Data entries
— Start —
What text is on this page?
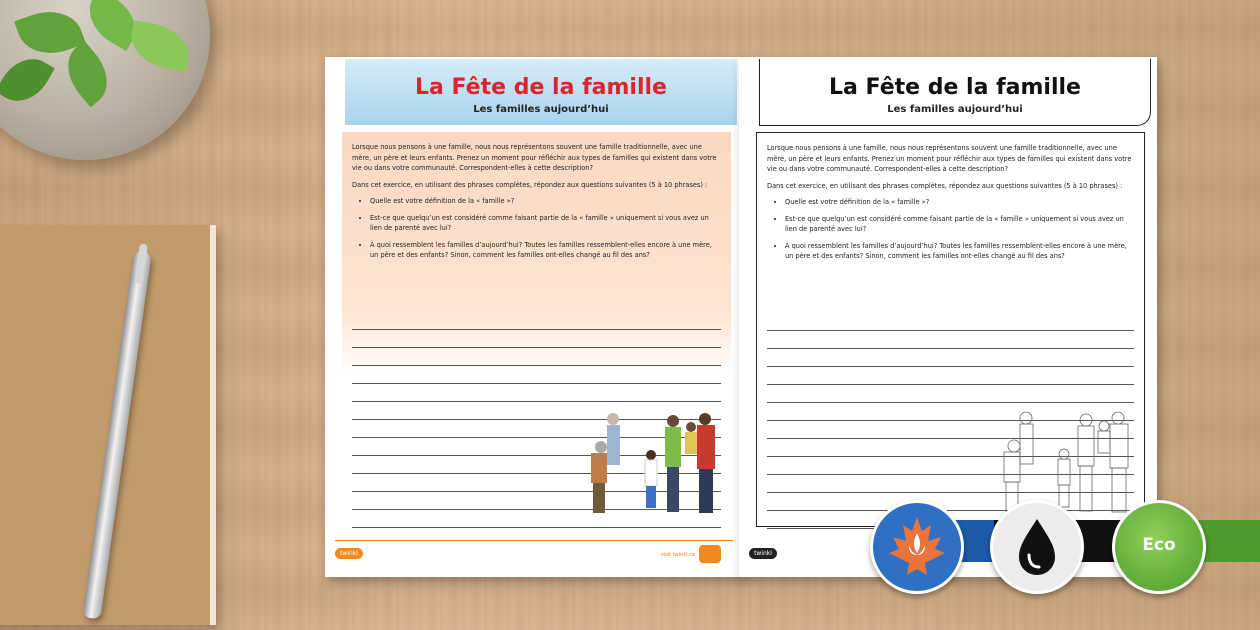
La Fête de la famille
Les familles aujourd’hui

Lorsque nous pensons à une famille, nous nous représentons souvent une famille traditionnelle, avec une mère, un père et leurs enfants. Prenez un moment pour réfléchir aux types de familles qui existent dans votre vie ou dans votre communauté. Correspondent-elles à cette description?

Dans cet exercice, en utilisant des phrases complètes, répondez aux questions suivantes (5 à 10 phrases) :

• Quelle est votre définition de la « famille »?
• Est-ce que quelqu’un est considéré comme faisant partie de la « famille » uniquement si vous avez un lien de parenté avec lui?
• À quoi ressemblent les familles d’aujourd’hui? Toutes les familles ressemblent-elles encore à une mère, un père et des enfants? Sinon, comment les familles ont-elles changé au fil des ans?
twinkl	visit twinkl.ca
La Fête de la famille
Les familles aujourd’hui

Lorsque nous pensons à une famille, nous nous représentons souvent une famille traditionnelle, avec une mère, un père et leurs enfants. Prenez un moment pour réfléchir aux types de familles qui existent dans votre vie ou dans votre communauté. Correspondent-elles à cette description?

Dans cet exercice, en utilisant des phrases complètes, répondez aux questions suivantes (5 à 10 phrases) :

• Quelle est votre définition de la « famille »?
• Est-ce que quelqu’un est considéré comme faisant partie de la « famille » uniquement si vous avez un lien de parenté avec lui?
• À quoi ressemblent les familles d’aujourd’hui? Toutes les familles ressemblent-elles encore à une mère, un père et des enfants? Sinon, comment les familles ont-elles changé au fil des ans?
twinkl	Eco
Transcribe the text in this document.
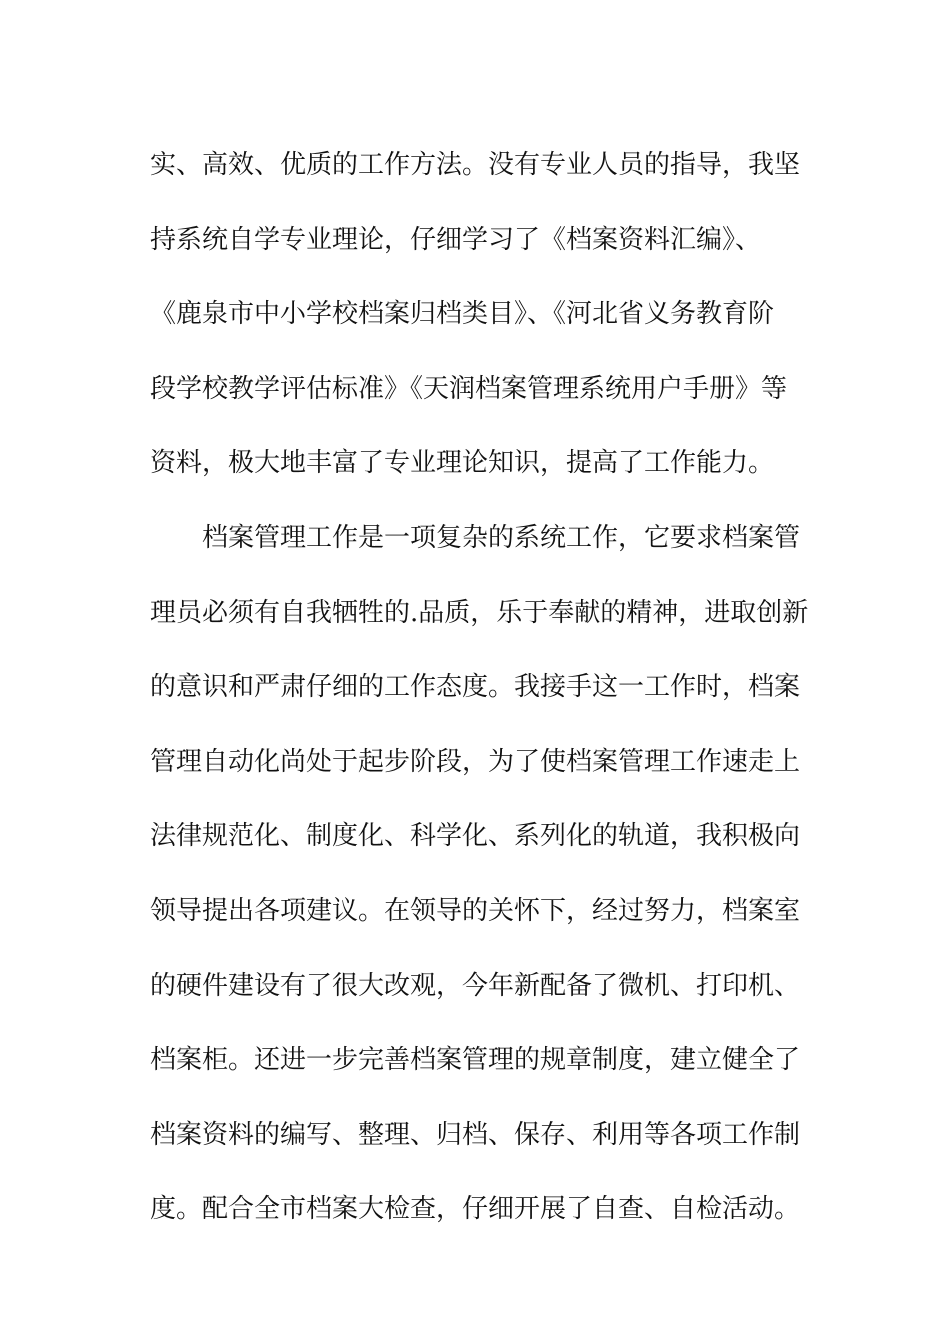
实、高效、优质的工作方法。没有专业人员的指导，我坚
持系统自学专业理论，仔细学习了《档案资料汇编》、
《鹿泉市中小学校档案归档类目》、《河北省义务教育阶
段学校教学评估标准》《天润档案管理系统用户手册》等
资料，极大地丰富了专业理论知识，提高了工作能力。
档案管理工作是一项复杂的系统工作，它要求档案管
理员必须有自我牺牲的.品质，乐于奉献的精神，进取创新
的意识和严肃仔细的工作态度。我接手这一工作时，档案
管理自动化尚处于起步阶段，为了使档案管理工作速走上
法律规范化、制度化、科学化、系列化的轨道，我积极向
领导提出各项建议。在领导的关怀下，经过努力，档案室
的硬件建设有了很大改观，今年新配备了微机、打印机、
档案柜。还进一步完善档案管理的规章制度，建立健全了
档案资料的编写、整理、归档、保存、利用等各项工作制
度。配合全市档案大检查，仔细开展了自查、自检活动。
— End —
— Start —
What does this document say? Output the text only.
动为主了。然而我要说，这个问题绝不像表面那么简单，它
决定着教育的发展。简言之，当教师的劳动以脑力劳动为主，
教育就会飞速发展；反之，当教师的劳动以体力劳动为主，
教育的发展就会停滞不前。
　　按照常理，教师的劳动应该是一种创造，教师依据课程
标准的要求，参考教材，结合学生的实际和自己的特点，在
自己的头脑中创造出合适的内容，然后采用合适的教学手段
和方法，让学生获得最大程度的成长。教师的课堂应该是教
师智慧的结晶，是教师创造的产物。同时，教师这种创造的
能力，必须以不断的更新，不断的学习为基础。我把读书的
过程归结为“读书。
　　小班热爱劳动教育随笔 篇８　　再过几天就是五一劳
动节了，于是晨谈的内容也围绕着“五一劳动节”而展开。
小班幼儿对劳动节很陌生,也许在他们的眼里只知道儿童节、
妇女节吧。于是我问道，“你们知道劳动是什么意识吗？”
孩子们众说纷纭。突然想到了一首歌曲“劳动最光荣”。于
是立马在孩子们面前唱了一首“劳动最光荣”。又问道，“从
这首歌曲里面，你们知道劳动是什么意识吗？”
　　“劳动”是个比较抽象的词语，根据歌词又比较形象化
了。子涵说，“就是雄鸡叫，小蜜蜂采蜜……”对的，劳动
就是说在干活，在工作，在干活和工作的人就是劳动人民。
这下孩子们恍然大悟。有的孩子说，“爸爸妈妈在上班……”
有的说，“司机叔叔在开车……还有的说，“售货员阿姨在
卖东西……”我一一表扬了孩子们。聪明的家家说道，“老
— End —
## GIVEN EXERCISE
Go through the records. Copy each line where "What" appears.

## WORKED ANSWER
What text is on this page?
What does this document say? Output the text only.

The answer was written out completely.